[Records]
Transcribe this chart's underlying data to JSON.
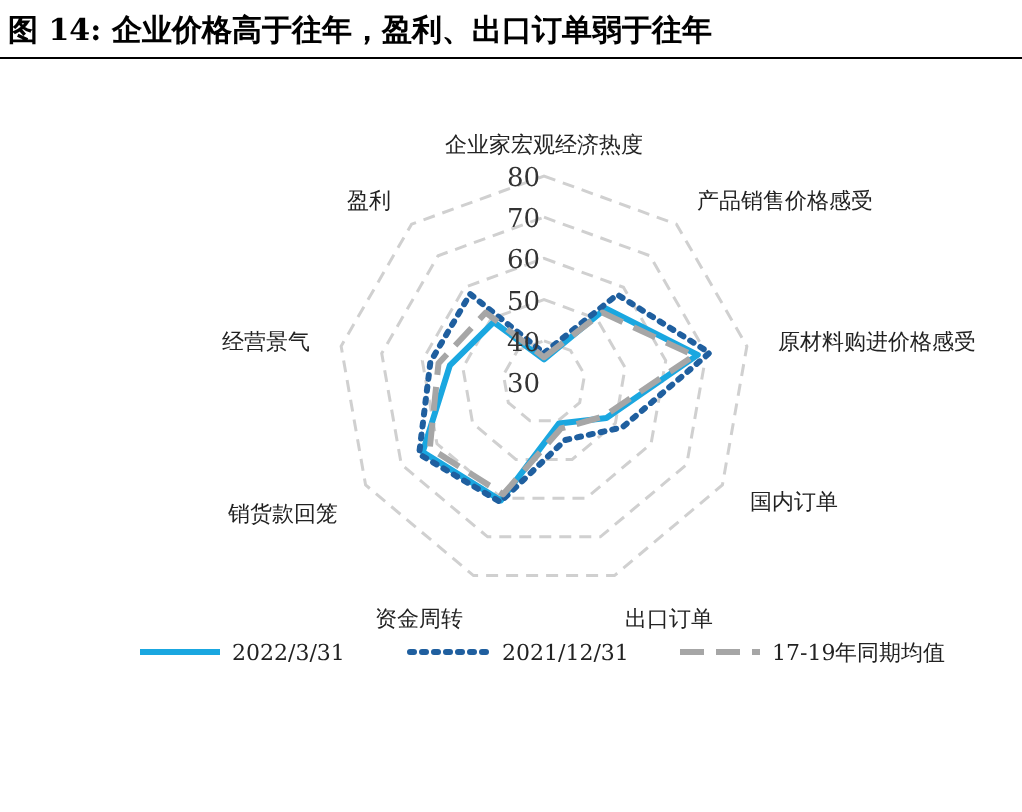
{
  "chart_data": {
    "type": "radar",
    "title": "图 14: 企业价格高于往年，盈利、出口订单弱于往年",
    "categories": [
      "企业家宏观经济热度",
      "产品销售价格感受",
      "原材料购进价格感受",
      "国内订单",
      "出口订单",
      "资金周转",
      "销货款回笼",
      "经营景气",
      "盈利"
    ],
    "series": [
      {
        "name": "2022/3/31",
        "color": "#1aa7e0",
        "line_style": "solid",
        "values": [
          35.5,
          53.3,
          67.9,
          47.5,
          40.7,
          60.6,
          64,
          53.2,
          49
        ]
      },
      {
        "name": "2021/12/31",
        "color": "#1f5f9f",
        "line_style": "dotted",
        "values": [
          37,
          57.7,
          70.8,
          52,
          45,
          61,
          65,
          58,
          57.9
        ]
      },
      {
        "name": "17-19年同期均值",
        "color": "#a6a6a6",
        "line_style": "dashed",
        "values": [
          36,
          52,
          67,
          46.7,
          42,
          59,
          62,
          56,
          52
        ]
      }
    ],
    "ylim": [
      30,
      80
    ],
    "yticks": [
      30,
      40,
      50,
      60,
      70,
      80
    ],
    "grid": true,
    "legend": "bottom"
  }
}
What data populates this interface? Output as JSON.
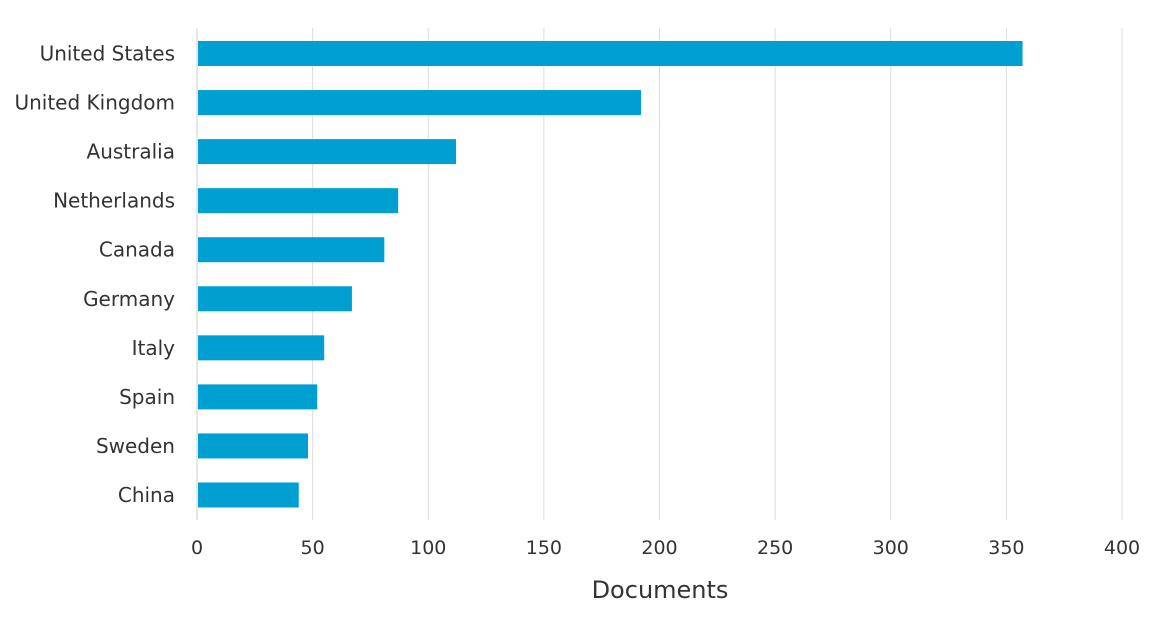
{
  "chart_data": {
    "type": "bar",
    "orientation": "horizontal",
    "categories": [
      "United States",
      "United Kingdom",
      "Australia",
      "Netherlands",
      "Canada",
      "Germany",
      "Italy",
      "Spain",
      "Sweden",
      "China"
    ],
    "values": [
      357,
      192,
      112,
      87,
      81,
      67,
      55,
      52,
      48,
      44
    ],
    "xlabel": "Documents",
    "ylabel": "",
    "xlim": [
      0,
      400
    ],
    "xticks": [
      0,
      50,
      100,
      150,
      200,
      250,
      300,
      350,
      400
    ],
    "grid": "vertical",
    "bar_color": "#009fd1",
    "legend": "none"
  }
}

Task directions: Above are the records; reproduce them exactly and leave out the pictures.

Solution to this exercise:
Transcribe this chart's underlying data to JSON.
{
  "chart_data": {
    "type": "radar",
    "title": "图 14: 企业价格高于往年，盈利、出口订单弱于往年",
    "categories": [
      "企业家宏观经济热度",
      "产品销售价格感受",
      "原材料购进价格感受",
      "国内订单",
      "出口订单",
      "资金周转",
      "销货款回笼",
      "经营景气",
      "盈利"
    ],
    "series": [
      {
        "name": "2022/3/31",
        "color": "#1aa7e0",
        "line_style": "solid",
        "values": [
          35.5,
          53.3,
          67.9,
          47.5,
          40.7,
          60.6,
          64,
          53.2,
          49
        ]
      },
      {
        "name": "2021/12/31",
        "color": "#1f5f9f",
        "line_style": "dotted",
        "values": [
          37,
          57.7,
          70.8,
          52,
          45,
          61,
          65,
          58,
          57.9
        ]
      },
      {
        "name": "17-19年同期均值",
        "color": "#a6a6a6",
        "line_style": "dashed",
        "values": [
          36,
          52,
          67,
          46.7,
          42,
          59,
          62,
          56,
          52
        ]
      }
    ],
    "ylim": [
      30,
      80
    ],
    "yticks": [
      30,
      40,
      50,
      60,
      70,
      80
    ],
    "grid": true,
    "legend": "bottom"
  }
}
What data populates this interface? Output as JSON.
{
  "chart_data": {
    "type": "bar",
    "orientation": "horizontal",
    "categories": [
      "United States",
      "United Kingdom",
      "Australia",
      "Netherlands",
      "Canada",
      "Germany",
      "Italy",
      "Spain",
      "Sweden",
      "China"
    ],
    "values": [
      357,
      192,
      112,
      87,
      81,
      67,
      55,
      52,
      48,
      44
    ],
    "xlabel": "Documents",
    "ylabel": "",
    "xlim": [
      0,
      400
    ],
    "xticks": [
      0,
      50,
      100,
      150,
      200,
      250,
      300,
      350,
      400
    ],
    "grid": "vertical",
    "bar_color": "#009fd1",
    "legend": "none"
  }
}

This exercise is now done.